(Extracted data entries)
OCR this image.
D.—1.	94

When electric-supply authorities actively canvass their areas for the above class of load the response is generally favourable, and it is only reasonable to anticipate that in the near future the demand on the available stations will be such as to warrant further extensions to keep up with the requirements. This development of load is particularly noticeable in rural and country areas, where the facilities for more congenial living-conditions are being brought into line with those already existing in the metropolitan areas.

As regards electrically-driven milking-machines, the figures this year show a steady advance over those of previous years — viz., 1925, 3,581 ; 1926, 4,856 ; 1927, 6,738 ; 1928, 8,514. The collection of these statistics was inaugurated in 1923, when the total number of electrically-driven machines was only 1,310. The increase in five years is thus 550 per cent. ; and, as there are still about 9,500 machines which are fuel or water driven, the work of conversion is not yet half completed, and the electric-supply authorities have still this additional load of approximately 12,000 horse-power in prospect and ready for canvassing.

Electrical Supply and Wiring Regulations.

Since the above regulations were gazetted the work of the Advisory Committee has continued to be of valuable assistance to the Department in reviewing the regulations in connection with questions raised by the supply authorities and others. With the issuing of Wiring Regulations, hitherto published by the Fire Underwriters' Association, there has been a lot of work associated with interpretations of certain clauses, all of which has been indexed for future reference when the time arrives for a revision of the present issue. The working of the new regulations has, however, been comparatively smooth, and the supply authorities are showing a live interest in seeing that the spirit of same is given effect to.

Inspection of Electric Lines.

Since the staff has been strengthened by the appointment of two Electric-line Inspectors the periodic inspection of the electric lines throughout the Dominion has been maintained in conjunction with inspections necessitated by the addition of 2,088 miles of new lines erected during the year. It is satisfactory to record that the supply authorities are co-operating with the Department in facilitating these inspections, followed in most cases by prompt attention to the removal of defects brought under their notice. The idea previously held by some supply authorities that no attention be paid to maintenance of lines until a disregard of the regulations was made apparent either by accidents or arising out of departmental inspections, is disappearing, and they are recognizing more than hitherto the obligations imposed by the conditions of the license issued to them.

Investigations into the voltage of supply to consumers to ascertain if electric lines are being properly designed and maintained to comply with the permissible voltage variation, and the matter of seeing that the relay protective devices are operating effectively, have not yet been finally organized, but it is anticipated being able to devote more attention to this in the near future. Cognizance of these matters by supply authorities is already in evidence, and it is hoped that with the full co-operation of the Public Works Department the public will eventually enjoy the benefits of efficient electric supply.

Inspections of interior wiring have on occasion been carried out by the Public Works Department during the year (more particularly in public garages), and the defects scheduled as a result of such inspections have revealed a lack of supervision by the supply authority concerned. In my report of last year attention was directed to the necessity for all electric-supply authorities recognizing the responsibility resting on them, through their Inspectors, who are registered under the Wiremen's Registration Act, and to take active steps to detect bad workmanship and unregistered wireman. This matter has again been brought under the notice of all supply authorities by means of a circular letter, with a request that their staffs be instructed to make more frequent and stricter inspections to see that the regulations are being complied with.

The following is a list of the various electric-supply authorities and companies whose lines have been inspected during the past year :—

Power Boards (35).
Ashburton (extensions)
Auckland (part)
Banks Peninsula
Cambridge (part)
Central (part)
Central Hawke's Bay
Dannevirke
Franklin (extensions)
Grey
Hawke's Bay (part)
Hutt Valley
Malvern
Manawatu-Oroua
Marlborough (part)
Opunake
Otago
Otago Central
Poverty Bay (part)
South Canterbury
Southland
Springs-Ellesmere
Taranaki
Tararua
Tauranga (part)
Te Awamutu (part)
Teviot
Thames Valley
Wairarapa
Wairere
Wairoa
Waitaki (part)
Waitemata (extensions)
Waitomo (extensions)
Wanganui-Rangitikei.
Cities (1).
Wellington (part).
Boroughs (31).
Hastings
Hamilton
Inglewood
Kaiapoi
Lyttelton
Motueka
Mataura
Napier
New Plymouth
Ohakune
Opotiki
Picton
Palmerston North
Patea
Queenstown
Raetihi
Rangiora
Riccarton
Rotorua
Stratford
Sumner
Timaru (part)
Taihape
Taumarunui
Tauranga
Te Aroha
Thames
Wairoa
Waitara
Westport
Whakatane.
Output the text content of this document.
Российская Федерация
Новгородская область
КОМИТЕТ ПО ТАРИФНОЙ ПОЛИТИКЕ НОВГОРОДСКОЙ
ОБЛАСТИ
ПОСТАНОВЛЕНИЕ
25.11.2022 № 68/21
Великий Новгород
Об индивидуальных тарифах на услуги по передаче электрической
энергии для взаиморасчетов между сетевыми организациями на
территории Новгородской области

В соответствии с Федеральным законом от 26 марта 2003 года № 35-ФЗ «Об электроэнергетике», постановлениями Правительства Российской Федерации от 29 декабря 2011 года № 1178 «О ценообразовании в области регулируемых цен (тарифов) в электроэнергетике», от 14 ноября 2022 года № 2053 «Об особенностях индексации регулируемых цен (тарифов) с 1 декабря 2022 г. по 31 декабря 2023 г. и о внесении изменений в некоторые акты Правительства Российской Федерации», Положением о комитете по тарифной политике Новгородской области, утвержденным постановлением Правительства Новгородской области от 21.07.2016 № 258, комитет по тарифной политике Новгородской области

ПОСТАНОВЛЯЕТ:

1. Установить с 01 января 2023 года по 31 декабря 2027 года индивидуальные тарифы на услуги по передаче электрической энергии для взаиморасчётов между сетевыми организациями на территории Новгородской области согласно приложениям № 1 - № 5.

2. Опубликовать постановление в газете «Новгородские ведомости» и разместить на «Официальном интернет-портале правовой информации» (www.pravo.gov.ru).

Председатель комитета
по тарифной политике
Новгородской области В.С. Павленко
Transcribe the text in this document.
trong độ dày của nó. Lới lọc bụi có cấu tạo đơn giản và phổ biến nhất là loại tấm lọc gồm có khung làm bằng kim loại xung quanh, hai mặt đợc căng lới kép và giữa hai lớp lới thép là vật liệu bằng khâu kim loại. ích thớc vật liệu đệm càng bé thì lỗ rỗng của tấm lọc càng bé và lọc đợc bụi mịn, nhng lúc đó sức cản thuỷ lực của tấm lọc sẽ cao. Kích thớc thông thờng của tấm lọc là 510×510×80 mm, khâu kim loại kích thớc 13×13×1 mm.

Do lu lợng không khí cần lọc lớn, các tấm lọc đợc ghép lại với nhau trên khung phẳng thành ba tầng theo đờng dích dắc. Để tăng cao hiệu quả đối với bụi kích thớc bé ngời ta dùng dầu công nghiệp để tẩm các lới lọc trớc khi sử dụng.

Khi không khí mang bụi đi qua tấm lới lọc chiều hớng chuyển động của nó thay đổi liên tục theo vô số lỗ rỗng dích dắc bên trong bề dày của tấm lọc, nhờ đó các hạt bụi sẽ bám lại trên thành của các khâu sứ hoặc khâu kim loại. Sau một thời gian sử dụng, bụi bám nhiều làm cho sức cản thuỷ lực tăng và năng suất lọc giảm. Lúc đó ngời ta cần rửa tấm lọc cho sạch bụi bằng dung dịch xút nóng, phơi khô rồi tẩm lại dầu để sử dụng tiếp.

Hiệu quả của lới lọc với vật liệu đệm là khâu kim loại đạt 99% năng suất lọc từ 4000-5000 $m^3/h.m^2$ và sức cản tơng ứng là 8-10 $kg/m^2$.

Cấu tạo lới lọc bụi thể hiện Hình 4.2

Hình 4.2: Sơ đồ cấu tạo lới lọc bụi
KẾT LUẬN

### What you should do:
Output every line above without altering anything.

### Solution:
OCR this image.
D.—1.	94

When electric-supply authorities actively canvass their areas for the above class of load the response is generally favourable, and it is only reasonable to anticipate that in the near future the demand on the available stations will be such as to warrant further extensions to keep up with the requirements. This development of load is particularly noticeable in rural and country areas, where the facilities for more congenial living-conditions are being brought into line with those already existing in the metropolitan areas.

As regards electrically-driven milking-machines, the figures this year show a steady advance over those of previous years — viz., 1925, 3,581 ; 1926, 4,856 ; 1927, 6,738 ; 1928, 8,514. The collection of these statistics was inaugurated in 1923, when the total number of electrically-driven machines was only 1,310. The increase in five years is thus 550 per cent. ; and, as there are still about 9,500 machines which are fuel or water driven, the work of conversion is not yet half completed, and the electric-supply authorities have still this additional load of approximately 12,000 horse-power in prospect and ready for canvassing.

Electrical Supply and Wiring Regulations.

Since the above regulations were gazetted the work of the Advisory Committee has continued to be of valuable assistance to the Department in reviewing the regulations in connection with questions raised by the supply authorities and others. With the issuing of Wiring Regulations, hitherto published by the Fire Underwriters' Association, there has been a lot of work associated with interpretations of certain clauses, all of which has been indexed for future reference when the time arrives for a revision of the present issue. The working of the new regulations has, however, been comparatively smooth, and the supply authorities are showing a live interest in seeing that the spirit of same is given effect to.

Inspection of Electric Lines.

Since the staff has been strengthened by the appointment of two Electric-line Inspectors the periodic inspection of the electric lines throughout the Dominion has been maintained in conjunction with inspections necessitated by the addition of 2,088 miles of new lines erected during the year. It is satisfactory to record that the supply authorities are co-operating with the Department in facilitating these inspections, followed in most cases by prompt attention to the removal of defects brought under their notice. The idea previously held by some supply authorities that no attention be paid to maintenance of lines until a disregard of the regulations was made apparent either by accidents or arising out of departmental inspections, is disappearing, and they are recognizing more than hitherto the obligations imposed by the conditions of the license issued to them.

Investigations into the voltage of supply to consumers to ascertain if electric lines are being properly designed and maintained to comply with the permissible voltage variation, and the matter of seeing that the relay protective devices are operating effectively, have not yet been finally organized, but it is anticipated being able to devote more attention to this in the near future. Cognizance of these matters by supply authorities is already in evidence, and it is hoped that with the full co-operation of the Public Works Department the public will eventually enjoy the benefits of efficient electric supply.

Inspections of interior wiring have on occasion been carried out by the Public Works Department during the year (more particularly in public garages), and the defects scheduled as a result of such inspections have revealed a lack of supervision by the supply authority concerned. In my report of last year attention was directed to the necessity for all electric-supply authorities recognizing the responsibility resting on them, through their Inspectors, who are registered under the Wiremen's Registration Act, and to take active steps to detect bad workmanship and unregistered wireman. This matter has again been brought under the notice of all supply authorities by means of a circular letter, with a request that their staffs be instructed to make more frequent and stricter inspections to see that the regulations are being complied with.

The following is a list of the various electric-supply authorities and companies whose lines have been inspected during the past year :—

Power Boards (35).
Ashburton (extensions)
Auckland (part)
Banks Peninsula
Cambridge (part)
Central (part)
Central Hawke's Bay
Dannevirke
Franklin (extensions)
Grey
Hawke's Bay (part)
Hutt Valley
Malvern
Manawatu-Oroua
Marlborough (part)
Opunake
Otago
Otago Central
Poverty Bay (part)
South Canterbury
Southland
Springs-Ellesmere
Taranaki
Tararua
Tauranga (part)
Te Awamutu (part)
Teviot
Thames Valley
Wairarapa
Wairere
Wairoa
Waitaki (part)
Waitemata (extensions)
Waitomo (extensions)
Wanganui-Rangitikei.
Cities (1).
Wellington (part).
Boroughs (31).
Hastings
Hamilton
Inglewood
Kaiapoi
Lyttelton
Motueka
Mataura
Napier
New Plymouth
Ohakune
Opotiki
Picton
Palmerston North
Patea
Queenstown
Raetihi
Rangiora
Riccarton
Rotorua
Stratford
Sumner
Timaru (part)
Taihape
Taumarunui
Tauranga
Te Aroha
Thames
Wairoa
Waitara
Westport
Whakatane.
Output the text content of this document.
Российская Федерация
Новгородская область
КОМИТЕТ ПО ТАРИФНОЙ ПОЛИТИКЕ НОВГОРОДСКОЙ
ОБЛАСТИ
ПОСТАНОВЛЕНИЕ
25.11.2022 № 68/21
Великий Новгород
Об индивидуальных тарифах на услуги по передаче электрической
энергии для взаиморасчетов между сетевыми организациями на
территории Новгородской области

В соответствии с Федеральным законом от 26 марта 2003 года № 35-ФЗ «Об электроэнергетике», постановлениями Правительства Российской Федерации от 29 декабря 2011 года № 1178 «О ценообразовании в области регулируемых цен (тарифов) в электроэнергетике», от 14 ноября 2022 года № 2053 «Об особенностях индексации регулируемых цен (тарифов) с 1 декабря 2022 г. по 31 декабря 2023 г. и о внесении изменений в некоторые акты Правительства Российской Федерации», Положением о комитете по тарифной политике Новгородской области, утвержденным постановлением Правительства Новгородской области от 21.07.2016 № 258, комитет по тарифной политике Новгородской области

ПОСТАНОВЛЯЕТ:

1. Установить с 01 января 2023 года по 31 декабря 2027 года индивидуальные тарифы на услуги по передаче электрической энергии для взаиморасчётов между сетевыми организациями на территории Новгородской области согласно приложениям № 1 - № 5.

2. Опубликовать постановление в газете «Новгородские ведомости» и разместить на «Официальном интернет-портале правовой информации» (www.pravo.gov.ru).

Председатель комитета
по тарифной политике
Новгородской области В.С. Павленко
Transcribe the text in this document.
trong độ dày của nó. Lới lọc bụi có cấu tạo đơn giản và phổ biến nhất là loại tấm lọc gồm có khung làm bằng kim loại xung quanh, hai mặt đợc căng lới kép và giữa hai lớp lới thép là vật liệu bằng khâu kim loại. ích thớc vật liệu đệm càng bé thì lỗ rỗng của tấm lọc càng bé và lọc đợc bụi mịn, nhng lúc đó sức cản thuỷ lực của tấm lọc sẽ cao. Kích thớc thông thờng của tấm lọc là 510×510×80 mm, khâu kim loại kích thớc 13×13×1 mm.

Do lu lợng không khí cần lọc lớn, các tấm lọc đợc ghép lại với nhau trên khung phẳng thành ba tầng theo đờng dích dắc. Để tăng cao hiệu quả đối với bụi kích thớc bé ngời ta dùng dầu công nghiệp để tẩm các lới lọc trớc khi sử dụng.

Khi không khí mang bụi đi qua tấm lới lọc chiều hớng chuyển động của nó thay đổi liên tục theo vô số lỗ rỗng dích dắc bên trong bề dày của tấm lọc, nhờ đó các hạt bụi sẽ bám lại trên thành của các khâu sứ hoặc khâu kim loại. Sau một thời gian sử dụng, bụi bám nhiều làm cho sức cản thuỷ lực tăng và năng suất lọc giảm. Lúc đó ngời ta cần rửa tấm lọc cho sạch bụi bằng dung dịch xút nóng, phơi khô rồi tẩm lại dầu để sử dụng tiếp.

Hiệu quả của lới lọc với vật liệu đệm là khâu kim loại đạt 99% năng suất lọc từ 4000-5000 $m^3/h.m^2$ và sức cản tơng ứng là 8-10 $kg/m^2$.

Cấu tạo lới lọc bụi thể hiện Hình 4.2

Hình 4.2: Sơ đồ cấu tạo lới lọc bụi
KẾT LUẬN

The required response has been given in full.